[Source data]
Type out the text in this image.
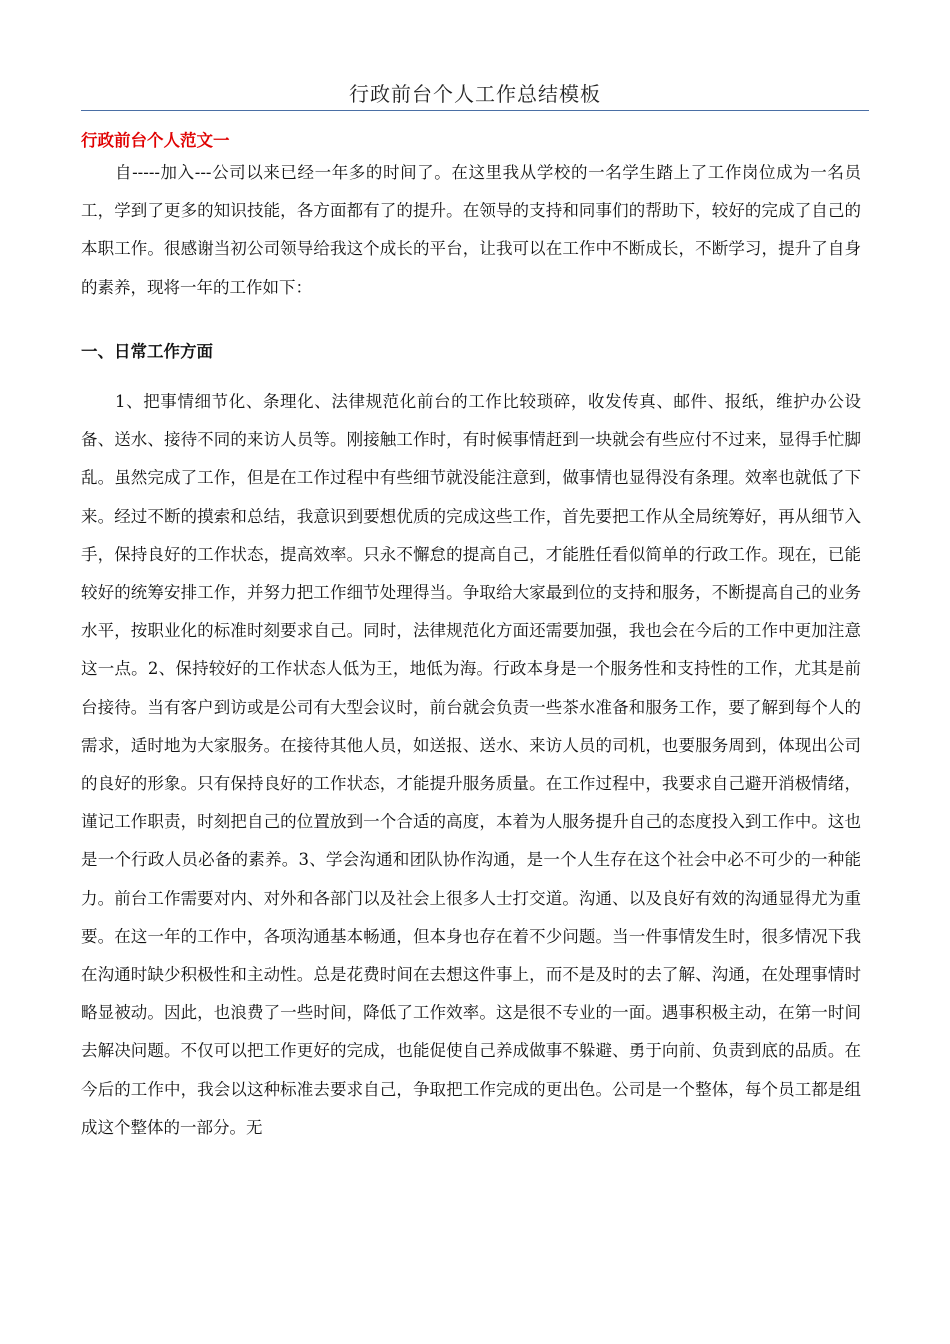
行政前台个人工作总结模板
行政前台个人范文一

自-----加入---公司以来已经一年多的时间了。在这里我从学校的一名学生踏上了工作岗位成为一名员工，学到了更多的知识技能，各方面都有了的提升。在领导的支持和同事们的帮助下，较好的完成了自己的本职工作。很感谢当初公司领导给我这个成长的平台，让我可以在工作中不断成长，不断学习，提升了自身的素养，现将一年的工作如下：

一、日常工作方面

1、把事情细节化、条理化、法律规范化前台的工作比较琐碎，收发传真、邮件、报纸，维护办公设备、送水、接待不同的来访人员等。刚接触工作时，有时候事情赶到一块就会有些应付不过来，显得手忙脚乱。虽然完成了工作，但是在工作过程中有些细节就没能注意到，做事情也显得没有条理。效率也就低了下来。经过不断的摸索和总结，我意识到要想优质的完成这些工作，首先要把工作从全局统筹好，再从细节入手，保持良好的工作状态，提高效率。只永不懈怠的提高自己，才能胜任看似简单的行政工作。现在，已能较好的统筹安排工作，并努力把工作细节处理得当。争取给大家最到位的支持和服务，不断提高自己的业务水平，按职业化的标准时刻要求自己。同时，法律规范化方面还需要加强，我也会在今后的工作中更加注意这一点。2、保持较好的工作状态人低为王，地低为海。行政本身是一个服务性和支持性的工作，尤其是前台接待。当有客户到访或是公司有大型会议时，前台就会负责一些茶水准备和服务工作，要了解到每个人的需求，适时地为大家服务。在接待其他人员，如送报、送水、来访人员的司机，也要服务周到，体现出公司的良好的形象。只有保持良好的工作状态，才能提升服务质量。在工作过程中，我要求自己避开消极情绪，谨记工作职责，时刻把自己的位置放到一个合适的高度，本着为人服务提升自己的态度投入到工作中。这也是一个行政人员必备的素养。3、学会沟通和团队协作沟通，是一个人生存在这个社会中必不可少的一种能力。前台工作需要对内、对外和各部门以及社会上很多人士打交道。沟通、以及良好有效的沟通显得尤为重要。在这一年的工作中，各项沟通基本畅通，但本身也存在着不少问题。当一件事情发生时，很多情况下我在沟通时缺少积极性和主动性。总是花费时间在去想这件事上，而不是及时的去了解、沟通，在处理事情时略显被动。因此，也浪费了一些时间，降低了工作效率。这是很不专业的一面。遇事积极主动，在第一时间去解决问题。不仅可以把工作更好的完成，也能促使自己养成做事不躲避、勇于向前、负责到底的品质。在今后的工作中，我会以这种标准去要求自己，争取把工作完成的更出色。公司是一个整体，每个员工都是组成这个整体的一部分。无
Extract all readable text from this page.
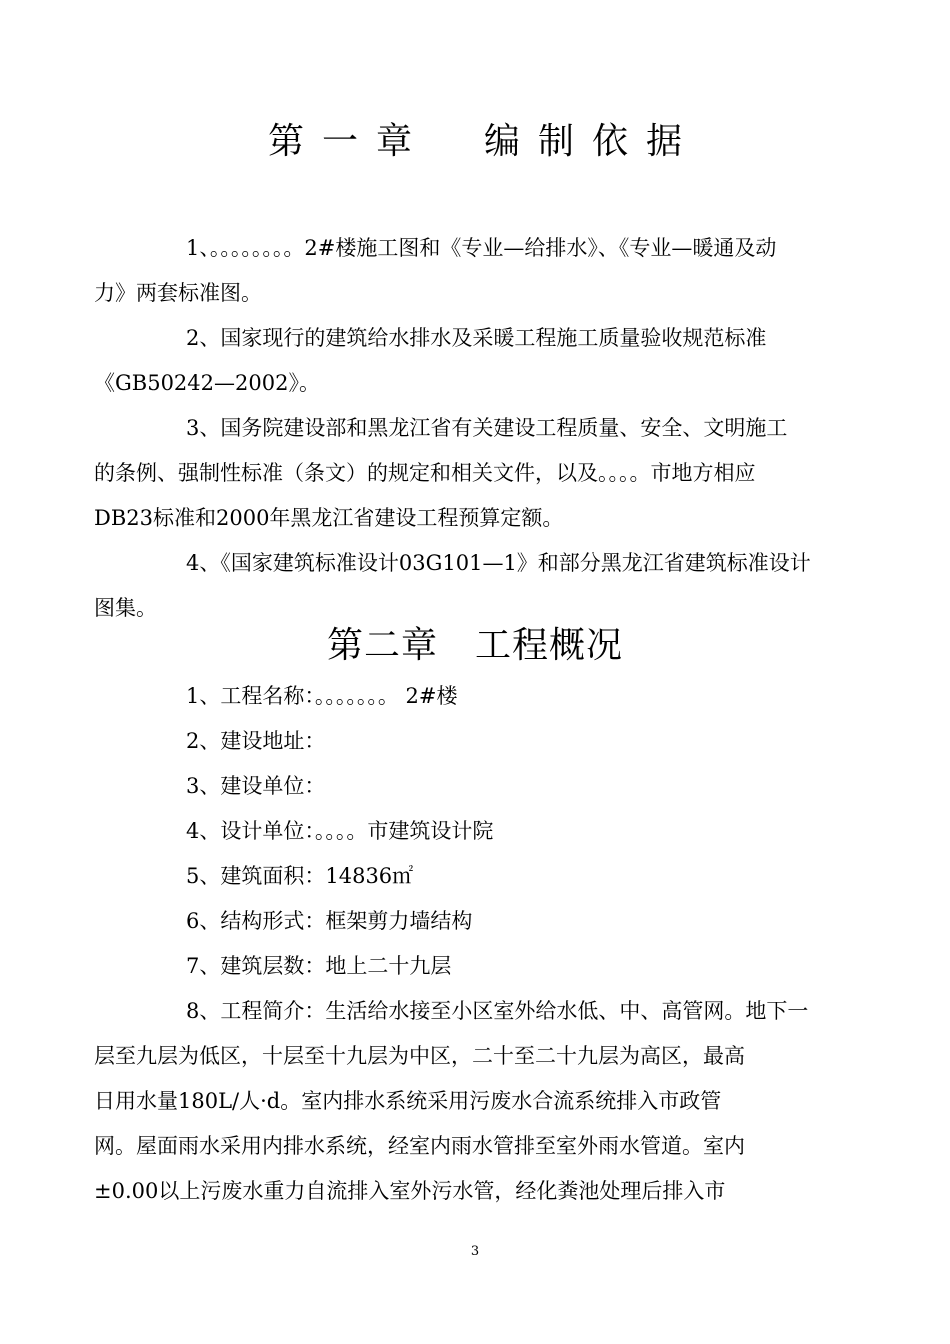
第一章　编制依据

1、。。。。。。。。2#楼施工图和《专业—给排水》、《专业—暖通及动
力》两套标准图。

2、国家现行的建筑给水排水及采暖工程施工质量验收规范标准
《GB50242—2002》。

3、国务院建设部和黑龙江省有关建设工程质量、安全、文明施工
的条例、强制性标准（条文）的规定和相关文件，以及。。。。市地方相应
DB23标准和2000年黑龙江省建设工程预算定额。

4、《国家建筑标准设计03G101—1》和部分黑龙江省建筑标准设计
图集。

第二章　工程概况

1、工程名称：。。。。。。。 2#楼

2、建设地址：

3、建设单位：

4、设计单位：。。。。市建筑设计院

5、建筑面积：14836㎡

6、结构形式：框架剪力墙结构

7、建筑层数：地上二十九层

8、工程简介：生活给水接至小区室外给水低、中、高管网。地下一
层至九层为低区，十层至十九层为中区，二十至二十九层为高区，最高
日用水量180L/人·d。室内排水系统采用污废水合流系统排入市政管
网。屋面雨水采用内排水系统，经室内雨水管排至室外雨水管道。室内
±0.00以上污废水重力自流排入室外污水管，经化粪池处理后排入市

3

-- GIVEN PROBLEM --
Go through the entries above and print each one exactly, minus the pictures.

-- THE SOLUTION --
Type out the text in this image.
行政前台个人工作总结模板
行政前台个人范文一

自-----加入---公司以来已经一年多的时间了。在这里我从学校的一名学生踏上了工作岗位成为一名员工，学到了更多的知识技能，各方面都有了的提升。在领导的支持和同事们的帮助下，较好的完成了自己的本职工作。很感谢当初公司领导给我这个成长的平台，让我可以在工作中不断成长，不断学习，提升了自身的素养，现将一年的工作如下：

一、日常工作方面

1、把事情细节化、条理化、法律规范化前台的工作比较琐碎，收发传真、邮件、报纸，维护办公设备、送水、接待不同的来访人员等。刚接触工作时，有时候事情赶到一块就会有些应付不过来，显得手忙脚乱。虽然完成了工作，但是在工作过程中有些细节就没能注意到，做事情也显得没有条理。效率也就低了下来。经过不断的摸索和总结，我意识到要想优质的完成这些工作，首先要把工作从全局统筹好，再从细节入手，保持良好的工作状态，提高效率。只永不懈怠的提高自己，才能胜任看似简单的行政工作。现在，已能较好的统筹安排工作，并努力把工作细节处理得当。争取给大家最到位的支持和服务，不断提高自己的业务水平，按职业化的标准时刻要求自己。同时，法律规范化方面还需要加强，我也会在今后的工作中更加注意这一点。2、保持较好的工作状态人低为王，地低为海。行政本身是一个服务性和支持性的工作，尤其是前台接待。当有客户到访或是公司有大型会议时，前台就会负责一些茶水准备和服务工作，要了解到每个人的需求，适时地为大家服务。在接待其他人员，如送报、送水、来访人员的司机，也要服务周到，体现出公司的良好的形象。只有保持良好的工作状态，才能提升服务质量。在工作过程中，我要求自己避开消极情绪，谨记工作职责，时刻把自己的位置放到一个合适的高度，本着为人服务提升自己的态度投入到工作中。这也是一个行政人员必备的素养。3、学会沟通和团队协作沟通，是一个人生存在这个社会中必不可少的一种能力。前台工作需要对内、对外和各部门以及社会上很多人士打交道。沟通、以及良好有效的沟通显得尤为重要。在这一年的工作中，各项沟通基本畅通，但本身也存在着不少问题。当一件事情发生时，很多情况下我在沟通时缺少积极性和主动性。总是花费时间在去想这件事上，而不是及时的去了解、沟通，在处理事情时略显被动。因此，也浪费了一些时间，降低了工作效率。这是很不专业的一面。遇事积极主动，在第一时间去解决问题。不仅可以把工作更好的完成，也能促使自己养成做事不躲避、勇于向前、负责到底的品质。在今后的工作中，我会以这种标准去要求自己，争取把工作完成的更出色。公司是一个整体，每个员工都是组成这个整体的一部分。无
Extract all readable text from this page.
第一章　编制依据

1、。。。。。。。。2#楼施工图和《专业—给排水》、《专业—暖通及动
力》两套标准图。

2、国家现行的建筑给水排水及采暖工程施工质量验收规范标准
《GB50242—2002》。

3、国务院建设部和黑龙江省有关建设工程质量、安全、文明施工
的条例、强制性标准（条文）的规定和相关文件，以及。。。。市地方相应
DB23标准和2000年黑龙江省建设工程预算定额。

4、《国家建筑标准设计03G101—1》和部分黑龙江省建筑标准设计
图集。

第二章　工程概况

1、工程名称：。。。。。。。 2#楼

2、建设地址：

3、建设单位：

4、设计单位：。。。。市建筑设计院

5、建筑面积：14836㎡

6、结构形式：框架剪力墙结构

7、建筑层数：地上二十九层

8、工程简介：生活给水接至小区室外给水低、中、高管网。地下一
层至九层为低区，十层至十九层为中区，二十至二十九层为高区，最高
日用水量180L/人·d。室内排水系统采用污废水合流系统排入市政管
网。屋面雨水采用内排水系统，经室内雨水管排至室外雨水管道。室内
±0.00以上污废水重力自流排入室外污水管，经化粪池处理后排入市

3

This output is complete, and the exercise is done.